Of all the lines in the material below, how many include the string "this"? Give the number only.

— Begin Record set —

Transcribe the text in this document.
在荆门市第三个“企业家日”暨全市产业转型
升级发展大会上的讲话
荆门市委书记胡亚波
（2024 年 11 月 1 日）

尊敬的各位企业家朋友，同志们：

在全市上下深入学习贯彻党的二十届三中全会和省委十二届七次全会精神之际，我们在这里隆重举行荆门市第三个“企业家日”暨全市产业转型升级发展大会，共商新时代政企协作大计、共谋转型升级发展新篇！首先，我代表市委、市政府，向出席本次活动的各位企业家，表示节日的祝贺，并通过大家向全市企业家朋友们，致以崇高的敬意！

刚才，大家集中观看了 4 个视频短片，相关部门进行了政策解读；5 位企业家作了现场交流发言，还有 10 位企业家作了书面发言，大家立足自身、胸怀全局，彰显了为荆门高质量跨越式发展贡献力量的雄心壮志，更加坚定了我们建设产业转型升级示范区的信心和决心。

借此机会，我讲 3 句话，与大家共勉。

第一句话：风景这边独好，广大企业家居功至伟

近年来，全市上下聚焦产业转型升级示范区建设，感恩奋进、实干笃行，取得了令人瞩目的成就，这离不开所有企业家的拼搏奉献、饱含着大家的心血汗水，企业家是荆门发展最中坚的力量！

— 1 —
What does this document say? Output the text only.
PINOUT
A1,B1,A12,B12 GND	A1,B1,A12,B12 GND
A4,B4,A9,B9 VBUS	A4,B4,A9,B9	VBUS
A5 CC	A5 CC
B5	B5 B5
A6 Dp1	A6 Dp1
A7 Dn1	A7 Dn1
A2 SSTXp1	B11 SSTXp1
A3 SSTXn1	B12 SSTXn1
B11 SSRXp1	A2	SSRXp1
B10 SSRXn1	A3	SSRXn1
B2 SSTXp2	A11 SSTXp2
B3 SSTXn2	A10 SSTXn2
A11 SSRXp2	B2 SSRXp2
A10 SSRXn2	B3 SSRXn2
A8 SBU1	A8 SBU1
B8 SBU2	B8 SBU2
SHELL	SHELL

— End Record set —

Written solution: 2